[Some records]
◇ ◇ ◇

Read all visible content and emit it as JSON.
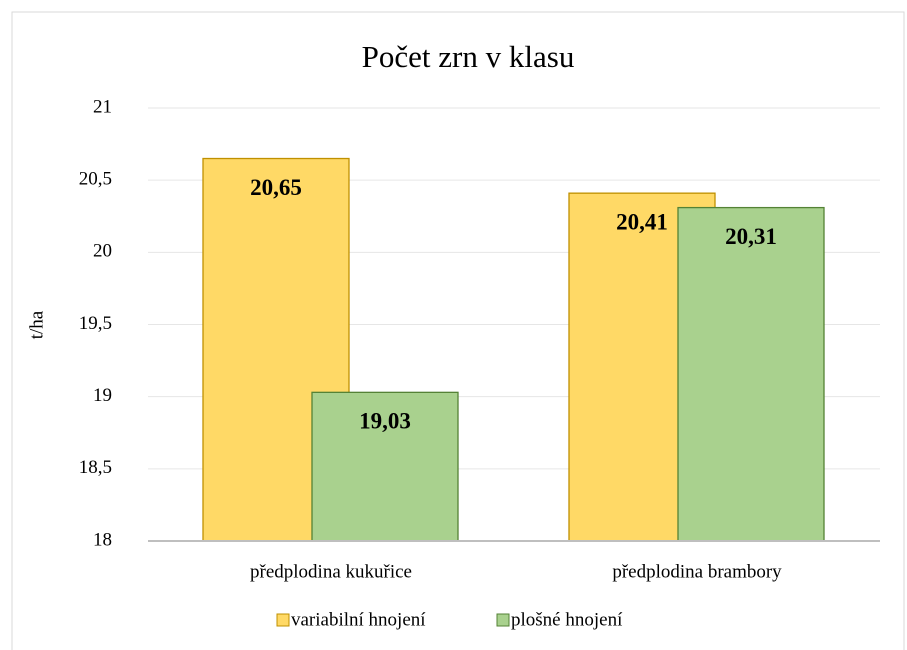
{
  "chart_data": {
    "type": "bar",
    "title": "Počet zrn v klasu",
    "y_label": "t/ha",
    "categories": [
      "předplodina kukuřice",
      "předplodina brambory"
    ],
    "series": [
      {
        "name": "variabilní hnojení",
        "color": "#FFD966",
        "values": [
          20.65,
          20.41
        ],
        "value_labels": [
          "20,65",
          "20,41"
        ]
      },
      {
        "name": "plošné hnojení",
        "color": "#A9D18E",
        "values": [
          19.03,
          20.31
        ],
        "value_labels": [
          "19,03",
          "20,31"
        ]
      }
    ],
    "ylim": [
      18,
      21
    ],
    "yticks": [
      18,
      {
        "value": 18.5,
        "label": "18,5"
      },
      19,
      {
        "value": 19.5,
        "label": "19,5"
      },
      20,
      {
        "value": 20.5,
        "label": "20,5"
      },
      21
    ],
    "grid": true,
    "legend": "bottom"
  }
}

◇ ◇ ◇

- _WHAT YOU WILL DO_
Give the material again exactly as it is, but keep the pictures out.

- _RESPONSE TO THIS EXERCISE_
Read all visible content and emit it as JSON.
{
  "chart_data": {
    "type": "bar",
    "title": "Počet zrn v klasu",
    "y_label": "t/ha",
    "categories": [
      "předplodina kukuřice",
      "předplodina brambory"
    ],
    "series": [
      {
        "name": "variabilní hnojení",
        "color": "#FFD966",
        "values": [
          20.65,
          20.41
        ],
        "value_labels": [
          "20,65",
          "20,41"
        ]
      },
      {
        "name": "plošné hnojení",
        "color": "#A9D18E",
        "values": [
          19.03,
          20.31
        ],
        "value_labels": [
          "19,03",
          "20,31"
        ]
      }
    ],
    "ylim": [
      18,
      21
    ],
    "yticks": [
      18,
      {
        "value": 18.5,
        "label": "18,5"
      },
      19,
      {
        "value": 19.5,
        "label": "19,5"
      },
      20,
      {
        "value": 20.5,
        "label": "20,5"
      },
      21
    ],
    "grid": true,
    "legend": "bottom"
  }
}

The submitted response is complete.